__THE PROBLEM__
Copy all lines in which the word "Ukraine" can be found.

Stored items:

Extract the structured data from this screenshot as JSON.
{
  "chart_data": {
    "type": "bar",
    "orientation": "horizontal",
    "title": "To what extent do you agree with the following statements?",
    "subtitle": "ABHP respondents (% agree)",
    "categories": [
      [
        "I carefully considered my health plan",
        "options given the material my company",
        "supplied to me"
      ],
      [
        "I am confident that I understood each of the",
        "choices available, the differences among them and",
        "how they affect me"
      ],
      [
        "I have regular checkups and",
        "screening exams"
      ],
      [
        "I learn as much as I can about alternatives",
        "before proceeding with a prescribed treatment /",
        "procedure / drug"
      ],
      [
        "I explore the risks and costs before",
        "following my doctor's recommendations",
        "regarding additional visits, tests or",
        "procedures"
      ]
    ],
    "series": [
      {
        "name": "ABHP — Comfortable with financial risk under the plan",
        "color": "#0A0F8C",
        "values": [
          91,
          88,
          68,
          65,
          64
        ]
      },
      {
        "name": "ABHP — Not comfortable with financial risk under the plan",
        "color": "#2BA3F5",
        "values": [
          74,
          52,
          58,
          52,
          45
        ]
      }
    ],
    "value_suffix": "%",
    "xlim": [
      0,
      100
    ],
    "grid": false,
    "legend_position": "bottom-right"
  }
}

--

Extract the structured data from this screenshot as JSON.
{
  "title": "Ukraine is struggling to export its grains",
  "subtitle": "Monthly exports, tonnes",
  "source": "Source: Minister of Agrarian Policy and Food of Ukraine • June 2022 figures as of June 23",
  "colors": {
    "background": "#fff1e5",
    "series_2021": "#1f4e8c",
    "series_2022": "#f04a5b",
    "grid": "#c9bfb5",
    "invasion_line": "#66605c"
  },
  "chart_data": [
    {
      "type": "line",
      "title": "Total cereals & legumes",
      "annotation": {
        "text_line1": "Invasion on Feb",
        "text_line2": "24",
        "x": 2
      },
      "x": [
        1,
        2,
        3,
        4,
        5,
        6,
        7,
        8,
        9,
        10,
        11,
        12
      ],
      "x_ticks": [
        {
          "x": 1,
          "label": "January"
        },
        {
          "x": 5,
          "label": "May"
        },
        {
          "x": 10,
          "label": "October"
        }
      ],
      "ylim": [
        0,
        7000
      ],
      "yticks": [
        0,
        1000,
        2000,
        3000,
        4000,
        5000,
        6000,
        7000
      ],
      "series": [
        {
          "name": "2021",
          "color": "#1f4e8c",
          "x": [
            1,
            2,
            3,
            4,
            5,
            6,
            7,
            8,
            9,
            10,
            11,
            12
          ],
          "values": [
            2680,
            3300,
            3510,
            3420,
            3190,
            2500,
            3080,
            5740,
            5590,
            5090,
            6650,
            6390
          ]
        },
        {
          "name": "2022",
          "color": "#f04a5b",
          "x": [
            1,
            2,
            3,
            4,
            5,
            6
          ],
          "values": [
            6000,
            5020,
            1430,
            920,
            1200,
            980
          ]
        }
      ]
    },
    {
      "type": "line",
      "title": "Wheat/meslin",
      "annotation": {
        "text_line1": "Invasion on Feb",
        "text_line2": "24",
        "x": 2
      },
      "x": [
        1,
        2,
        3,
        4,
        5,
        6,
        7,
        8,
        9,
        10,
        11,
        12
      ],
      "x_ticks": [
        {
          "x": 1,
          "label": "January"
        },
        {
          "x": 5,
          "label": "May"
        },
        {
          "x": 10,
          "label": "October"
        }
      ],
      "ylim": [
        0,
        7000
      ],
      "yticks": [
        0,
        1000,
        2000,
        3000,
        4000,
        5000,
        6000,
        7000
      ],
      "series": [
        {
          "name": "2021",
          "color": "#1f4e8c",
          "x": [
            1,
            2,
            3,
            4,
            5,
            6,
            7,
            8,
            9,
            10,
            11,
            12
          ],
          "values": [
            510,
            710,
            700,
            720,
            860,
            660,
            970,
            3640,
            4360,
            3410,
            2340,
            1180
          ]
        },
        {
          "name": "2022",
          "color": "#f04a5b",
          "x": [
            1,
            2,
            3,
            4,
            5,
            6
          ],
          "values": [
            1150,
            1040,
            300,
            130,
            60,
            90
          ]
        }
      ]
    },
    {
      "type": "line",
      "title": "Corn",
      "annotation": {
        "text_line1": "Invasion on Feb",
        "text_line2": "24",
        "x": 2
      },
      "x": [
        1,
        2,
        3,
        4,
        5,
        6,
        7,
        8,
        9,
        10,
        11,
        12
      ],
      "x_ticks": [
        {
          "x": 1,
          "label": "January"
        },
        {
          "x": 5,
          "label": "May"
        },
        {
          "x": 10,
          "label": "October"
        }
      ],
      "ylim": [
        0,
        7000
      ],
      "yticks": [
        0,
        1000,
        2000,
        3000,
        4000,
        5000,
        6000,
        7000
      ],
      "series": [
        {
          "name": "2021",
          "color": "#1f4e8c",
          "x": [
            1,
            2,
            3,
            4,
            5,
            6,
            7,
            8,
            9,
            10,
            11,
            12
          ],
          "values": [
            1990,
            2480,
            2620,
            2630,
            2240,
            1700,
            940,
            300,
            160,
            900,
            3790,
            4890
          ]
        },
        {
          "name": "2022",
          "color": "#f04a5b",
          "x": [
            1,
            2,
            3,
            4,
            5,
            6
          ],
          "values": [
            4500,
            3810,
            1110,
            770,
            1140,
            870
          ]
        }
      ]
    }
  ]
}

* * *

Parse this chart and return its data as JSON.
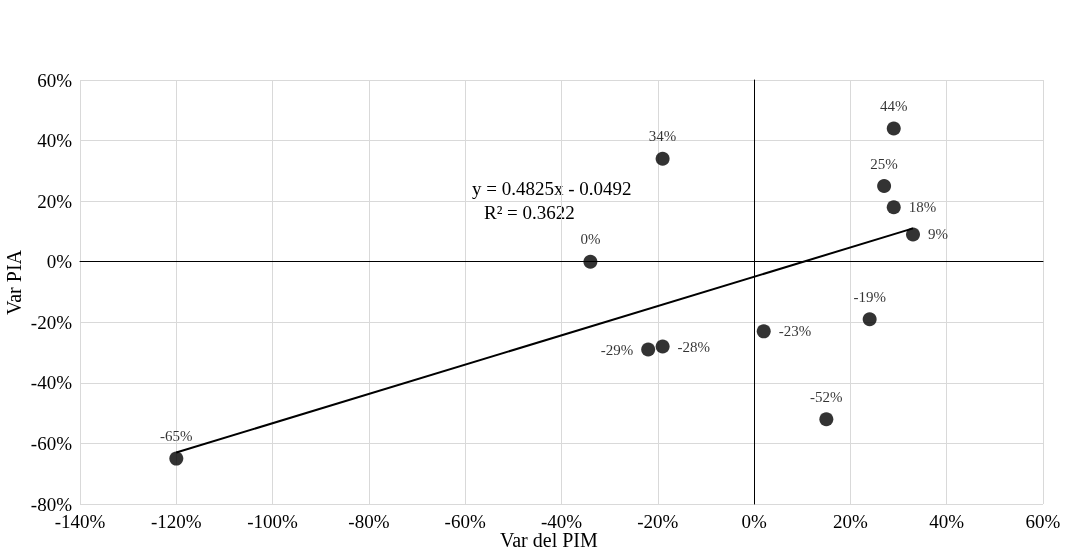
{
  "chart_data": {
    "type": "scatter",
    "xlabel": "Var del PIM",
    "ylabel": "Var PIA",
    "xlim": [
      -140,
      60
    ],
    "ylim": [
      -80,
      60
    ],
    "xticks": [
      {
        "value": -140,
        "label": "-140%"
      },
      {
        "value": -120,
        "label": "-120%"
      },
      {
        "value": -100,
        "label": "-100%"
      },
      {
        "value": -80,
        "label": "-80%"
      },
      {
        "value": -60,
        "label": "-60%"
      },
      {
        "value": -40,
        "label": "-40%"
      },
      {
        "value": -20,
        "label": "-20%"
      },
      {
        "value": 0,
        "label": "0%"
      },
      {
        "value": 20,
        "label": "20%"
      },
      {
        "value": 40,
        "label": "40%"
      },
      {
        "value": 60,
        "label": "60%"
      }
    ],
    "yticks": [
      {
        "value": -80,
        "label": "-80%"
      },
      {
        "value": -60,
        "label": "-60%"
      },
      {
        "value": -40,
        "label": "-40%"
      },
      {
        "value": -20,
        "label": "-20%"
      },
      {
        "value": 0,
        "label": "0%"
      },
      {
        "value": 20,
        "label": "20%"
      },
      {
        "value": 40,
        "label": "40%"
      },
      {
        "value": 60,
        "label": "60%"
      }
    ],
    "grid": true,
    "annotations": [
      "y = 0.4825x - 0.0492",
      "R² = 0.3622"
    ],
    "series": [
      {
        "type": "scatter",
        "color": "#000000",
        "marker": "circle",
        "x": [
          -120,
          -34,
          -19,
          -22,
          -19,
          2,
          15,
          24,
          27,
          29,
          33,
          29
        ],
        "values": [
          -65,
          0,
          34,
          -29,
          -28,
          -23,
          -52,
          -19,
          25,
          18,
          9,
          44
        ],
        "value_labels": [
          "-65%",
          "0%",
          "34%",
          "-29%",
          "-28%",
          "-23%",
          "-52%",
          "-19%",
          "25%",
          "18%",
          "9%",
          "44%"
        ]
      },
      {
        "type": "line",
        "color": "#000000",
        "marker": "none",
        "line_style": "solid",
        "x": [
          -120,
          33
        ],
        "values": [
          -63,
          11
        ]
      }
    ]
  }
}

__SOLUTION FOR THIS PROBLEM__
  "title": "Ukraine is struggling to export its grains",
  "source": "Source: Minister of Agrarian Policy and Food of Ukraine • June 2022 figures as of June 23",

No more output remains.